┌──
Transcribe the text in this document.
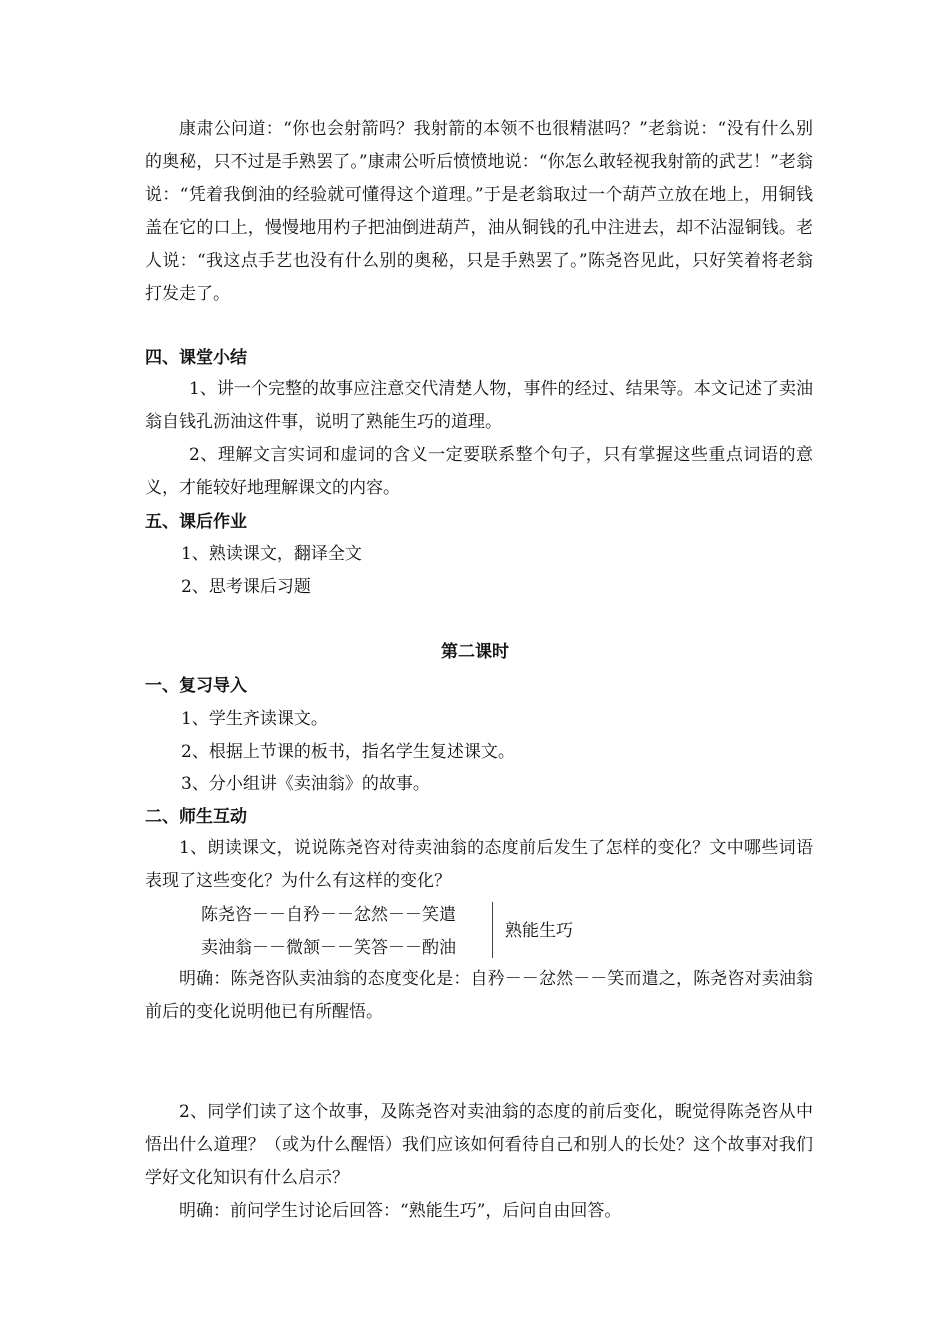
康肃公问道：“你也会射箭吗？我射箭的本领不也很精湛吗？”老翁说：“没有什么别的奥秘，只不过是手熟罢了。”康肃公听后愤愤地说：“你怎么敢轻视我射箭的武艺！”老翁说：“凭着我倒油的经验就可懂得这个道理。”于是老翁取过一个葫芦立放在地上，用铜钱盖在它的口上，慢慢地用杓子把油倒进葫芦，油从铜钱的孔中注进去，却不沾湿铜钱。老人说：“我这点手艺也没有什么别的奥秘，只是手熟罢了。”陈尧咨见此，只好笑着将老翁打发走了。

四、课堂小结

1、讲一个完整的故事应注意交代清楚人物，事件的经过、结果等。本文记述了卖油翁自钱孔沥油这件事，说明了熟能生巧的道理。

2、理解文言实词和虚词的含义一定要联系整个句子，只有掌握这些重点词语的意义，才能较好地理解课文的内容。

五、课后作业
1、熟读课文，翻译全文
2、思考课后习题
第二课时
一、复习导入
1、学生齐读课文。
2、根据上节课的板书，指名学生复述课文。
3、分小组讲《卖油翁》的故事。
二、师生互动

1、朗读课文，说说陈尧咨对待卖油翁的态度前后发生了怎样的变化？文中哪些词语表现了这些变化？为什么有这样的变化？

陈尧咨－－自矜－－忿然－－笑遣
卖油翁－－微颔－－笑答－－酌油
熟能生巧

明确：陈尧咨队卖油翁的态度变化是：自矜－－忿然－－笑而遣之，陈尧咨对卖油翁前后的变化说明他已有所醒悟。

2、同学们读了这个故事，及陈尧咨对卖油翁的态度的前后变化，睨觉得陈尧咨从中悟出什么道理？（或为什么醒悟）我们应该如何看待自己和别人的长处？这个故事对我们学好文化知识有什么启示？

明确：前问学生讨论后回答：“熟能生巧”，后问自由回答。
└──
┌──
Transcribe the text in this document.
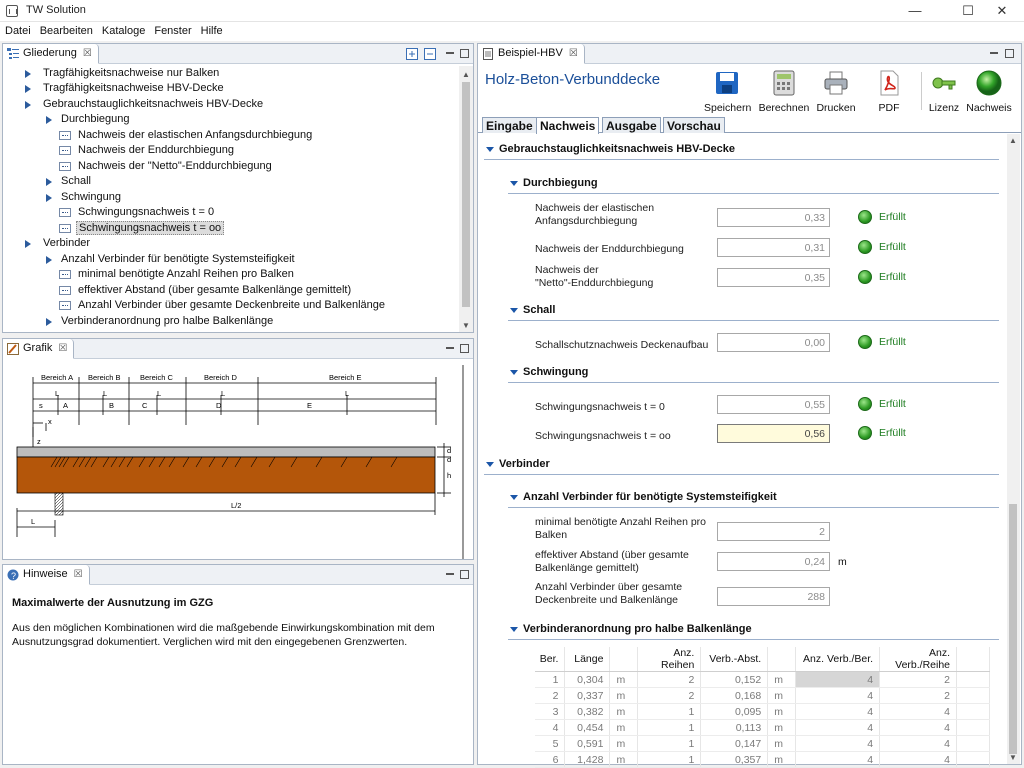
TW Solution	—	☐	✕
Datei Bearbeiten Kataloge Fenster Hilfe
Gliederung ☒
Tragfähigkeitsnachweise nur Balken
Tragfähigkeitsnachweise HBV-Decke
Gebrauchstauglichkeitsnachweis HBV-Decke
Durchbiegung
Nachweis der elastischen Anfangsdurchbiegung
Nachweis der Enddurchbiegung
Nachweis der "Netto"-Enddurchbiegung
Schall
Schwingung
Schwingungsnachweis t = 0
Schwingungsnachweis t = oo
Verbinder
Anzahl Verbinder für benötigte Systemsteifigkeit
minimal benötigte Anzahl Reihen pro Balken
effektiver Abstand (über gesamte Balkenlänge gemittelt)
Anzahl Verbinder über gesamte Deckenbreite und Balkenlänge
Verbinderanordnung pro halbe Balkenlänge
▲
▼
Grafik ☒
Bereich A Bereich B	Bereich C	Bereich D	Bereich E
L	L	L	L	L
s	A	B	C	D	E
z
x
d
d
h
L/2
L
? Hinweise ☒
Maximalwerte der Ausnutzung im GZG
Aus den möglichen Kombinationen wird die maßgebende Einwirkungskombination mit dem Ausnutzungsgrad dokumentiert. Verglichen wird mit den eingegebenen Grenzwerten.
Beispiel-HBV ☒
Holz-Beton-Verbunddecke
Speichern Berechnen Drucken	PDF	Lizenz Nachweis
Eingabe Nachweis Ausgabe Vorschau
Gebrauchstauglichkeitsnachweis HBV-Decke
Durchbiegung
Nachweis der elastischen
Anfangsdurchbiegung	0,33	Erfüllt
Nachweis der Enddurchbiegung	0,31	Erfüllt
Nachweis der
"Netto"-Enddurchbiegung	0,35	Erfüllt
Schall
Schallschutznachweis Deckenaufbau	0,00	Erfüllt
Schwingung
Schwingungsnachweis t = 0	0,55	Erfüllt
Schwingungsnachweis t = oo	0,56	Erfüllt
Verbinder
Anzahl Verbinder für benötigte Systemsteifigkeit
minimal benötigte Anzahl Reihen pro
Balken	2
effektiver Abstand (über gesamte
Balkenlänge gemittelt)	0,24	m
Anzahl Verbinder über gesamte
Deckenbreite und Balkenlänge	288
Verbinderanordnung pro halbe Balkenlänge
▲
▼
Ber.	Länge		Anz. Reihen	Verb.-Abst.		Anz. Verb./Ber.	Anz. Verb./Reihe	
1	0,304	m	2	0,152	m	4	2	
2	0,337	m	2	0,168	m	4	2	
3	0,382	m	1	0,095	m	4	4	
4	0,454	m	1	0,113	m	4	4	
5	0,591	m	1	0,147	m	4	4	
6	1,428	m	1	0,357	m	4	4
└──
Go through the listing above line by line and say how many lines hold the word "minimal". Reply with that number only.

WRITTEN SOLUTION:
2